Written instruction:
Where a line of the material contains the string "Monero", copy that line.

Dataset entries
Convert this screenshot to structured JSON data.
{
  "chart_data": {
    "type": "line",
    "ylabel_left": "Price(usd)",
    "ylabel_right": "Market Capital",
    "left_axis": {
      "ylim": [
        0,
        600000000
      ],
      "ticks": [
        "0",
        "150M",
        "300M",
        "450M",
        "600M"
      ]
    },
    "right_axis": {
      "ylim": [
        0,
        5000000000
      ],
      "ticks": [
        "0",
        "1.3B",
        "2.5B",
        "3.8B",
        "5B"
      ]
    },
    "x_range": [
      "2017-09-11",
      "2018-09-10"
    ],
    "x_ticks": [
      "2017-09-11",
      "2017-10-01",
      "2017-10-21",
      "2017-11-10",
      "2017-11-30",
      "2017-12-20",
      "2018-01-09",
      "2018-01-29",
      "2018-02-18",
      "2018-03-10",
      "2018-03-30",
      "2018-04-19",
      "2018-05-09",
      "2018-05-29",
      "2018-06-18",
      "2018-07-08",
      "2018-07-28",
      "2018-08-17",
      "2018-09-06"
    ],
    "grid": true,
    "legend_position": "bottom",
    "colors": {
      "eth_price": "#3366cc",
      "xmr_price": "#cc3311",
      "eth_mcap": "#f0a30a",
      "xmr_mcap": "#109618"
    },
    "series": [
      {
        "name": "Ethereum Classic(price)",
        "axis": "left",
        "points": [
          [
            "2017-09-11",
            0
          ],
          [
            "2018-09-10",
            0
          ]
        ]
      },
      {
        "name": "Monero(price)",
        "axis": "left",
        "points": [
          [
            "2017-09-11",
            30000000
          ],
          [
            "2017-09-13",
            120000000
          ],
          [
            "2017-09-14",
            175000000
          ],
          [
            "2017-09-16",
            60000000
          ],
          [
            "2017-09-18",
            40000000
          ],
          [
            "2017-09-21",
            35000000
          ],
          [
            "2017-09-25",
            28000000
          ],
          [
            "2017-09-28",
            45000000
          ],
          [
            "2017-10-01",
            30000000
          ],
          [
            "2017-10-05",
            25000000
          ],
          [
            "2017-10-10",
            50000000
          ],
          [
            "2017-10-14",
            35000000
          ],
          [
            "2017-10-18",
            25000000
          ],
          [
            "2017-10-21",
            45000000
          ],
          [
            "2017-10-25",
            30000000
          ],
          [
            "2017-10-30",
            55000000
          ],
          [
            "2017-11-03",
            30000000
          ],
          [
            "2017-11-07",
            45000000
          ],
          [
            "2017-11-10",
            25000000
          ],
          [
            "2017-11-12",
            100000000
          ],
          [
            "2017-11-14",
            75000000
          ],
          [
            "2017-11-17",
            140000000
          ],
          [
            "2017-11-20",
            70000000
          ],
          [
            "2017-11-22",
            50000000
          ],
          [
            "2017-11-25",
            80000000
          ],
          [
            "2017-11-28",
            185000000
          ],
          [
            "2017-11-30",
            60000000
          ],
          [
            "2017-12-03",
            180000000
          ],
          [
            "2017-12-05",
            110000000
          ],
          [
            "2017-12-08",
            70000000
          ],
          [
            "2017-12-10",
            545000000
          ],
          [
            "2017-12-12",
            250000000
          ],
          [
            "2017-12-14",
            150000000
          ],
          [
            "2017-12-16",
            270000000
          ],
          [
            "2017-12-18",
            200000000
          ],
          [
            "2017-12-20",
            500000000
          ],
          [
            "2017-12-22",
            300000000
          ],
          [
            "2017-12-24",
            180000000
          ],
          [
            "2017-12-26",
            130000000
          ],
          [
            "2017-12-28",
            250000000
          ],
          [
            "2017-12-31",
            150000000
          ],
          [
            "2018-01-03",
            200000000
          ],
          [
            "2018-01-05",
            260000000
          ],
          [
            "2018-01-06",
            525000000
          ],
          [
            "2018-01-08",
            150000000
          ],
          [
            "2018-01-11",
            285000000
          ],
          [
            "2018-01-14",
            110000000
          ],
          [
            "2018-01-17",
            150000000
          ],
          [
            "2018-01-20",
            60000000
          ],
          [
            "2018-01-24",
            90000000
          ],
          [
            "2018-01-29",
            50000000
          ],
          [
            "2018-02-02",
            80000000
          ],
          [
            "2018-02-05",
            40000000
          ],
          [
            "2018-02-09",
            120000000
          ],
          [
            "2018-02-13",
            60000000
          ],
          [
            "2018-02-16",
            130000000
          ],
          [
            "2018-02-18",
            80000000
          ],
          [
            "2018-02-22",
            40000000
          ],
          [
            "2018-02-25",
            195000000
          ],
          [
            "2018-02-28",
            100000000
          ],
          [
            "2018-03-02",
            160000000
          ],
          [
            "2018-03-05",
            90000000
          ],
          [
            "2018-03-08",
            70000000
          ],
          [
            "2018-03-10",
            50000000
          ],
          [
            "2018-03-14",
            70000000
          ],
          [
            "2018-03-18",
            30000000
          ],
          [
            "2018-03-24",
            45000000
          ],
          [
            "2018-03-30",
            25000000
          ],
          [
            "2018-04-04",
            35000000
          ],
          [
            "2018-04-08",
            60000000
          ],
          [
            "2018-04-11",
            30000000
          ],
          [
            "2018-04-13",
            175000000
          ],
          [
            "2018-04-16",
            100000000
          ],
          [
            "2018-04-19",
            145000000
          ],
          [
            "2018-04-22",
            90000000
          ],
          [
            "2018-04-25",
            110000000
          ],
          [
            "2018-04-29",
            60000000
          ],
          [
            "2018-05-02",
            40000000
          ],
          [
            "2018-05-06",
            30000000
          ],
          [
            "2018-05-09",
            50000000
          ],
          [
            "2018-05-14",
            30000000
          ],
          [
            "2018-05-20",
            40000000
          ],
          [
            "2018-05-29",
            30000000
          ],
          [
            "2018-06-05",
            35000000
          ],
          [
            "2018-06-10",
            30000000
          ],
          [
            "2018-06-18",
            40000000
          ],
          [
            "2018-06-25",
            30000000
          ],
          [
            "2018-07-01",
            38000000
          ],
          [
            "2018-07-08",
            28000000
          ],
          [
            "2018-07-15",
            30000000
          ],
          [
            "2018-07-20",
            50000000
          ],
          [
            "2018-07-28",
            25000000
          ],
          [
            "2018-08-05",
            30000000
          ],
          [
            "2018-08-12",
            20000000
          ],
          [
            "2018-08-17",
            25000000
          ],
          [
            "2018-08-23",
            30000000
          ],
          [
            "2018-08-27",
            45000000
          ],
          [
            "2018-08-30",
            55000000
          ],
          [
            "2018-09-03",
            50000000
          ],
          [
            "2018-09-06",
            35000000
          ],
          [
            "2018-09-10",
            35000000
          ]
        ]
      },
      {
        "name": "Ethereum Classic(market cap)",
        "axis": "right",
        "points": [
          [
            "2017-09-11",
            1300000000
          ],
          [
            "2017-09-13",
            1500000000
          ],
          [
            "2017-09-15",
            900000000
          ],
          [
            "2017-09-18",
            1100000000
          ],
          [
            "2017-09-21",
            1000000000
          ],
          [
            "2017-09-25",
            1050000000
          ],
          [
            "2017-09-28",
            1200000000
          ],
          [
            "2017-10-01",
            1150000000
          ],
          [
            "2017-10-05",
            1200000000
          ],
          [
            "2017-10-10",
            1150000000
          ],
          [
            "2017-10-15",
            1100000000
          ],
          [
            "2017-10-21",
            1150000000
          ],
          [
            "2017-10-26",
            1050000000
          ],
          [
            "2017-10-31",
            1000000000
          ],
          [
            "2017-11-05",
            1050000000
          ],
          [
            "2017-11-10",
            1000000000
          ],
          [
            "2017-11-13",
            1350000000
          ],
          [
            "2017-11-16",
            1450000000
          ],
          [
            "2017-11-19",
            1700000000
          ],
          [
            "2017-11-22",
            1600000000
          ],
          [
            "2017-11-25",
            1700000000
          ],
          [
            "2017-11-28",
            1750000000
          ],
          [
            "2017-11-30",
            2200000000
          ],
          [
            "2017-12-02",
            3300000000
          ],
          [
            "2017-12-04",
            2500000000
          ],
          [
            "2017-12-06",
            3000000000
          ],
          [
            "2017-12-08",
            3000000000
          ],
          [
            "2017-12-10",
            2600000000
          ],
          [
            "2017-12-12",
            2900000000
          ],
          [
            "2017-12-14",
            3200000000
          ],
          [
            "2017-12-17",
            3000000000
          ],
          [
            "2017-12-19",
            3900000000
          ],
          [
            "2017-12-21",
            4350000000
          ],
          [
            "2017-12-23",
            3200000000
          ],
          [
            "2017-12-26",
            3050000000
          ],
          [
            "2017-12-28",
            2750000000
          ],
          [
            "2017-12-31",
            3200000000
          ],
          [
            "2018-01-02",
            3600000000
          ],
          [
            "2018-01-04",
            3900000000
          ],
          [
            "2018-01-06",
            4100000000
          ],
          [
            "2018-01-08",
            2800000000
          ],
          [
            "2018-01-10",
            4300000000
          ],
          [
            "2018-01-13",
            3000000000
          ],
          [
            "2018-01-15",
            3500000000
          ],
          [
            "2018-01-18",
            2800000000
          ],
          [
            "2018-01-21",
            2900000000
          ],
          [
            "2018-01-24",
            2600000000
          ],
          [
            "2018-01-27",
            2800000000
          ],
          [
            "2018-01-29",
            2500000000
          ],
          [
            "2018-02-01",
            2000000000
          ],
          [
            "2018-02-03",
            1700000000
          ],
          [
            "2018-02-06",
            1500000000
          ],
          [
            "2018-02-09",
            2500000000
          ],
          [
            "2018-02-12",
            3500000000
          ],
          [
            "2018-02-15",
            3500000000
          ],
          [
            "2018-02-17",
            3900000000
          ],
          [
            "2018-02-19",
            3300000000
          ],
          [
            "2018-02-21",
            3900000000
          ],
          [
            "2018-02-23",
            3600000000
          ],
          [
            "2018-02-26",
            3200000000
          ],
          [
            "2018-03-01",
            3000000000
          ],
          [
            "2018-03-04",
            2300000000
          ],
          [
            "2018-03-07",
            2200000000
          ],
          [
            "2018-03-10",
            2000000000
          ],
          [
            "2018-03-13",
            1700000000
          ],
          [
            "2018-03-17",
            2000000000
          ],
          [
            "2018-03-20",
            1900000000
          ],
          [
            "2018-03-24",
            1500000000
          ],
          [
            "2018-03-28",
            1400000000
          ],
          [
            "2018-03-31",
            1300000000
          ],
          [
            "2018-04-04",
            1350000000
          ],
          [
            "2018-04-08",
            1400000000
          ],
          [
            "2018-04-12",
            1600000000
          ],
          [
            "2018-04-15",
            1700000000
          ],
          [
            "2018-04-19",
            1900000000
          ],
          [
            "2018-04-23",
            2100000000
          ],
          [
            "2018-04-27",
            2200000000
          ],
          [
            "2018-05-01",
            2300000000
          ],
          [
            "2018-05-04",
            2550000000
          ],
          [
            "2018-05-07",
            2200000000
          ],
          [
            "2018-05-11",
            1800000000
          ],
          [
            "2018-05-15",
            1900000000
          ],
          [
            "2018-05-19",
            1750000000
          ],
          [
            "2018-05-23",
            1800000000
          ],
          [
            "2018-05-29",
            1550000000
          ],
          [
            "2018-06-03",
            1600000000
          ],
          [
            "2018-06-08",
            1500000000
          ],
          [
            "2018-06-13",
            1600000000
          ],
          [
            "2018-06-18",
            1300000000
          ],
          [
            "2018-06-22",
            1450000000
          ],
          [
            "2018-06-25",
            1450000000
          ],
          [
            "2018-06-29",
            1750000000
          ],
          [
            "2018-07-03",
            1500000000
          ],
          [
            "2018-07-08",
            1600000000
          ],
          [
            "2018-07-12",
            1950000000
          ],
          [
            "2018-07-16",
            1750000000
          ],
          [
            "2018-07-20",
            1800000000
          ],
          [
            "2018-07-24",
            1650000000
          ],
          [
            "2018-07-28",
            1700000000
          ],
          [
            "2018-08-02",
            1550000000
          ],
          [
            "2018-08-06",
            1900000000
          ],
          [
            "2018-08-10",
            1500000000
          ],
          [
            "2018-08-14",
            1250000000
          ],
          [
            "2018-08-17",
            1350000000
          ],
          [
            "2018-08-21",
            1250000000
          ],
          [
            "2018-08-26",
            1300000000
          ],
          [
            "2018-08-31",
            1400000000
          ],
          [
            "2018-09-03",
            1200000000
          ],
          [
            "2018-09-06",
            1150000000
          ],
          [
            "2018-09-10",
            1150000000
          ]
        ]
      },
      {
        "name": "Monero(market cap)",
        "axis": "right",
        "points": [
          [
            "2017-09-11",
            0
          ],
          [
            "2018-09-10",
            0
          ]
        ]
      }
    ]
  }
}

Result of this task:
        "name": "Monero(price)",
        "name": "Monero(market cap)",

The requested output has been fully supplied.